── RECORD EXTRACTS ──

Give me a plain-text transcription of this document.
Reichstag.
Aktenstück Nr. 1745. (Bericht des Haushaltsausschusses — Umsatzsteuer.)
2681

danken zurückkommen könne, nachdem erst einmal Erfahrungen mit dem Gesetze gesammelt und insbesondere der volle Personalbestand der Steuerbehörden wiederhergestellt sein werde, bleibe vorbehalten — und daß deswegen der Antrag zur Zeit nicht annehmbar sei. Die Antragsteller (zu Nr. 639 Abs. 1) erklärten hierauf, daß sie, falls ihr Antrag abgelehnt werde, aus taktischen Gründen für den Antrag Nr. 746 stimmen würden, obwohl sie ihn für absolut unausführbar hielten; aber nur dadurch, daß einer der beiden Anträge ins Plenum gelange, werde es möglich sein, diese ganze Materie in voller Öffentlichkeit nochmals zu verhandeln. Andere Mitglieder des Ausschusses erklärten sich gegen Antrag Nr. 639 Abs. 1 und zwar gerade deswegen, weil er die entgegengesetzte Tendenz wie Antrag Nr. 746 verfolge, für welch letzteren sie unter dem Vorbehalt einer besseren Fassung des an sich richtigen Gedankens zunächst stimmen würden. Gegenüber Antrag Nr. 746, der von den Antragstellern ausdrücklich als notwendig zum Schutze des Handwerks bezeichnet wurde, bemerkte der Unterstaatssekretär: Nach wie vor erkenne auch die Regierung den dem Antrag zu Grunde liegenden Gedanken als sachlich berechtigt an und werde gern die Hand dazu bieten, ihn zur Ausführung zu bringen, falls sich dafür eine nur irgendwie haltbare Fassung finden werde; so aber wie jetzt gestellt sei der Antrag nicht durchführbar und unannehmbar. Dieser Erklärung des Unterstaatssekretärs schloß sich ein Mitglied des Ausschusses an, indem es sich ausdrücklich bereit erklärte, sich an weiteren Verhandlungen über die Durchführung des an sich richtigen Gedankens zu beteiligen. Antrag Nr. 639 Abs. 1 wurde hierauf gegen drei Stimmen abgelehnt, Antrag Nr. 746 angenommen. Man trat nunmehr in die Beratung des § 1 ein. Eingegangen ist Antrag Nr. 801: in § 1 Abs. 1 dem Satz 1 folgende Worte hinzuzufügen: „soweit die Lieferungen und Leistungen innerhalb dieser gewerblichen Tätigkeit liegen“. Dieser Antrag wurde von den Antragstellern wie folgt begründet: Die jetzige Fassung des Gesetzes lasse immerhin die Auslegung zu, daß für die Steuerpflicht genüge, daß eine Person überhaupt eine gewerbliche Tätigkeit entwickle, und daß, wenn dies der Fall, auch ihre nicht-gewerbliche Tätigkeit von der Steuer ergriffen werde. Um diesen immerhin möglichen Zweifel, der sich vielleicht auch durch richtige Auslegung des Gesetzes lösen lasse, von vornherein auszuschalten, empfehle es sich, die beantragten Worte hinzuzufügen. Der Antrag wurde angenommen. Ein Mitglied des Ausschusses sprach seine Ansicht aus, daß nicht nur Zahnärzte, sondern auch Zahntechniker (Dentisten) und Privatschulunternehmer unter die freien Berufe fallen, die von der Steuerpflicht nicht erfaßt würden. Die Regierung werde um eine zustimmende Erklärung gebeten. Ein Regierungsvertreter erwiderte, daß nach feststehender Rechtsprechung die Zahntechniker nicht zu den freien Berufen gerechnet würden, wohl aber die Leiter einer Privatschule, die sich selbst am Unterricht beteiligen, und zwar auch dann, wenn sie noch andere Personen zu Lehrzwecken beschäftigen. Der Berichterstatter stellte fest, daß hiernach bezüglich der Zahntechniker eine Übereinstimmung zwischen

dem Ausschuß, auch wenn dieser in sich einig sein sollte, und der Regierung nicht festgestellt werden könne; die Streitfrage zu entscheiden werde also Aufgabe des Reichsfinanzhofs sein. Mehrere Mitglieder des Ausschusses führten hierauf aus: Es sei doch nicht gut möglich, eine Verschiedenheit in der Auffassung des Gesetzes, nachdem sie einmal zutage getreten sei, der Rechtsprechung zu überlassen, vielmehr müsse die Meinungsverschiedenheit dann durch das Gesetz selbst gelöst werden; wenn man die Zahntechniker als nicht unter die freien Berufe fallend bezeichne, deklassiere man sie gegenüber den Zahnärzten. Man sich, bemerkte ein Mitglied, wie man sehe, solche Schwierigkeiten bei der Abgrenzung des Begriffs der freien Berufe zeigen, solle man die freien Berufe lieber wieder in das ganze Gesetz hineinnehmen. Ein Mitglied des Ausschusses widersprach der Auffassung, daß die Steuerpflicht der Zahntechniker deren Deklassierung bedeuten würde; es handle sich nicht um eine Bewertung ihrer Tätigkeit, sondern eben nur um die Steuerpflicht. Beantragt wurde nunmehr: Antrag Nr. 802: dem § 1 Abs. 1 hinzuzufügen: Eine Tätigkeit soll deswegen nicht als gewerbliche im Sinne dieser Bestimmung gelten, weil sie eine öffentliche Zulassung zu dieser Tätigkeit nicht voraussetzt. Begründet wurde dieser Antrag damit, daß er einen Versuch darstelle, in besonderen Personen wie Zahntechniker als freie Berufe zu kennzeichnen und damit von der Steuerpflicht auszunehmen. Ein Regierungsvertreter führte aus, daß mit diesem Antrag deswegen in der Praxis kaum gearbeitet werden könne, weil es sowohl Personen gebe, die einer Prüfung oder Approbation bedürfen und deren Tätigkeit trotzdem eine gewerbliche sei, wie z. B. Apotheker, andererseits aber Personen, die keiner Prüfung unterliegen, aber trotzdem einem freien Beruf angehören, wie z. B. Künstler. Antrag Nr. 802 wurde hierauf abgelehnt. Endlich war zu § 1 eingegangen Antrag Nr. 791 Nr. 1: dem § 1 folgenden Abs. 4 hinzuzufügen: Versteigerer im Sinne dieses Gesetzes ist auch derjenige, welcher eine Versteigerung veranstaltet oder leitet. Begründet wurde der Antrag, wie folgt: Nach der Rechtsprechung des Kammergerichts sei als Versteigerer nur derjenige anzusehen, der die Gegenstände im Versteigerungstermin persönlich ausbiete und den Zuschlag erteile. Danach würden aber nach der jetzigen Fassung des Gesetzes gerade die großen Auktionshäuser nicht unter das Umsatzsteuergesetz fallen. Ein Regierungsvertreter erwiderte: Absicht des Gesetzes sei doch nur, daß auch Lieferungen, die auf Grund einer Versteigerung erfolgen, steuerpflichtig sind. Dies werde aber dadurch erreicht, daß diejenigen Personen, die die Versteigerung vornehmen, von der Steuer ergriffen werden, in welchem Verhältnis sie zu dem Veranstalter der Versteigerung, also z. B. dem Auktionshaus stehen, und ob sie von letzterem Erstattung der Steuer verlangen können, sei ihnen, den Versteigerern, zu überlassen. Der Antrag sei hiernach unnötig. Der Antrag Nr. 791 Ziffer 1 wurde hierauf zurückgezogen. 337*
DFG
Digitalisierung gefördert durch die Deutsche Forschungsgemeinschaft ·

───

**YOUR TASK**:
Please repeat each entry exactly as written.

**WRITTEN RESPONSE**:
Give me a plain-text transcription of this document.
Reichstag.
Aktenstück Nr. 1745. (Bericht des Haushaltsausschusses — Umsatzsteuer.)
2681

danken zurückkommen könne, nachdem erst einmal Erfahrungen mit dem Gesetze gesammelt und insbesondere der volle Personalbestand der Steuerbehörden wiederhergestellt sein werde, bleibe vorbehalten — und daß deswegen der Antrag zur Zeit nicht annehmbar sei. Die Antragsteller (zu Nr. 639 Abs. 1) erklärten hierauf, daß sie, falls ihr Antrag abgelehnt werde, aus taktischen Gründen für den Antrag Nr. 746 stimmen würden, obwohl sie ihn für absolut unausführbar hielten; aber nur dadurch, daß einer der beiden Anträge ins Plenum gelange, werde es möglich sein, diese ganze Materie in voller Öffentlichkeit nochmals zu verhandeln. Andere Mitglieder des Ausschusses erklärten sich gegen Antrag Nr. 639 Abs. 1 und zwar gerade deswegen, weil er die entgegengesetzte Tendenz wie Antrag Nr. 746 verfolge, für welch letzteren sie unter dem Vorbehalt einer besseren Fassung des an sich richtigen Gedankens zunächst stimmen würden. Gegenüber Antrag Nr. 746, der von den Antragstellern ausdrücklich als notwendig zum Schutze des Handwerks bezeichnet wurde, bemerkte der Unterstaatssekretär: Nach wie vor erkenne auch die Regierung den dem Antrag zu Grunde liegenden Gedanken als sachlich berechtigt an und werde gern die Hand dazu bieten, ihn zur Ausführung zu bringen, falls sich dafür eine nur irgendwie haltbare Fassung finden werde; so aber wie jetzt gestellt sei der Antrag nicht durchführbar und unannehmbar. Dieser Erklärung des Unterstaatssekretärs schloß sich ein Mitglied des Ausschusses an, indem es sich ausdrücklich bereit erklärte, sich an weiteren Verhandlungen über die Durchführung des an sich richtigen Gedankens zu beteiligen. Antrag Nr. 639 Abs. 1 wurde hierauf gegen drei Stimmen abgelehnt, Antrag Nr. 746 angenommen. Man trat nunmehr in die Beratung des § 1 ein. Eingegangen ist Antrag Nr. 801: in § 1 Abs. 1 dem Satz 1 folgende Worte hinzuzufügen: „soweit die Lieferungen und Leistungen innerhalb dieser gewerblichen Tätigkeit liegen“. Dieser Antrag wurde von den Antragstellern wie folgt begründet: Die jetzige Fassung des Gesetzes lasse immerhin die Auslegung zu, daß für die Steuerpflicht genüge, daß eine Person überhaupt eine gewerbliche Tätigkeit entwickle, und daß, wenn dies der Fall, auch ihre nicht-gewerbliche Tätigkeit von der Steuer ergriffen werde. Um diesen immerhin möglichen Zweifel, der sich vielleicht auch durch richtige Auslegung des Gesetzes lösen lasse, von vornherein auszuschalten, empfehle es sich, die beantragten Worte hinzuzufügen. Der Antrag wurde angenommen. Ein Mitglied des Ausschusses sprach seine Ansicht aus, daß nicht nur Zahnärzte, sondern auch Zahntechniker (Dentisten) und Privatschulunternehmer unter die freien Berufe fallen, die von der Steuerpflicht nicht erfaßt würden. Die Regierung werde um eine zustimmende Erklärung gebeten. Ein Regierungsvertreter erwiderte, daß nach feststehender Rechtsprechung die Zahntechniker nicht zu den freien Berufen gerechnet würden, wohl aber die Leiter einer Privatschule, die sich selbst am Unterricht beteiligen, und zwar auch dann, wenn sie noch andere Personen zu Lehrzwecken beschäftigen. Der Berichterstatter stellte fest, daß hiernach bezüglich der Zahntechniker eine Übereinstimmung zwischen

dem Ausschuß, auch wenn dieser in sich einig sein sollte, und der Regierung nicht festgestellt werden könne; die Streitfrage zu entscheiden werde also Aufgabe des Reichsfinanzhofs sein. Mehrere Mitglieder des Ausschusses führten hierauf aus: Es sei doch nicht gut möglich, eine Verschiedenheit in der Auffassung des Gesetzes, nachdem sie einmal zutage getreten sei, der Rechtsprechung zu überlassen, vielmehr müsse die Meinungsverschiedenheit dann durch das Gesetz selbst gelöst werden; wenn man die Zahntechniker als nicht unter die freien Berufe fallend bezeichne, deklassiere man sie gegenüber den Zahnärzten. Man sich, bemerkte ein Mitglied, wie man sehe, solche Schwierigkeiten bei der Abgrenzung des Begriffs der freien Berufe zeigen, solle man die freien Berufe lieber wieder in das ganze Gesetz hineinnehmen. Ein Mitglied des Ausschusses widersprach der Auffassung, daß die Steuerpflicht der Zahntechniker deren Deklassierung bedeuten würde; es handle sich nicht um eine Bewertung ihrer Tätigkeit, sondern eben nur um die Steuerpflicht. Beantragt wurde nunmehr: Antrag Nr. 802: dem § 1 Abs. 1 hinzuzufügen: Eine Tätigkeit soll deswegen nicht als gewerbliche im Sinne dieser Bestimmung gelten, weil sie eine öffentliche Zulassung zu dieser Tätigkeit nicht voraussetzt. Begründet wurde dieser Antrag damit, daß er einen Versuch darstelle, in besonderen Personen wie Zahntechniker als freie Berufe zu kennzeichnen und damit von der Steuerpflicht auszunehmen. Ein Regierungsvertreter führte aus, daß mit diesem Antrag deswegen in der Praxis kaum gearbeitet werden könne, weil es sowohl Personen gebe, die einer Prüfung oder Approbation bedürfen und deren Tätigkeit trotzdem eine gewerbliche sei, wie z. B. Apotheker, andererseits aber Personen, die keiner Prüfung unterliegen, aber trotzdem einem freien Beruf angehören, wie z. B. Künstler. Antrag Nr. 802 wurde hierauf abgelehnt. Endlich war zu § 1 eingegangen Antrag Nr. 791 Nr. 1: dem § 1 folgenden Abs. 4 hinzuzufügen: Versteigerer im Sinne dieses Gesetzes ist auch derjenige, welcher eine Versteigerung veranstaltet oder leitet. Begründet wurde der Antrag, wie folgt: Nach der Rechtsprechung des Kammergerichts sei als Versteigerer nur derjenige anzusehen, der die Gegenstände im Versteigerungstermin persönlich ausbiete und den Zuschlag erteile. Danach würden aber nach der jetzigen Fassung des Gesetzes gerade die großen Auktionshäuser nicht unter das Umsatzsteuergesetz fallen. Ein Regierungsvertreter erwiderte: Absicht des Gesetzes sei doch nur, daß auch Lieferungen, die auf Grund einer Versteigerung erfolgen, steuerpflichtig sind. Dies werde aber dadurch erreicht, daß diejenigen Personen, die die Versteigerung vornehmen, von der Steuer ergriffen werden, in welchem Verhältnis sie zu dem Veranstalter der Versteigerung, also z. B. dem Auktionshaus stehen, und ob sie von letzterem Erstattung der Steuer verlangen können, sei ihnen, den Versteigerern, zu überlassen. Der Antrag sei hiernach unnötig. Der Antrag Nr. 791 Ziffer 1 wurde hierauf zurückgezogen. 337*
DFG
Digitalisierung gefördert durch die Deutsche Forschungsgemeinschaft ·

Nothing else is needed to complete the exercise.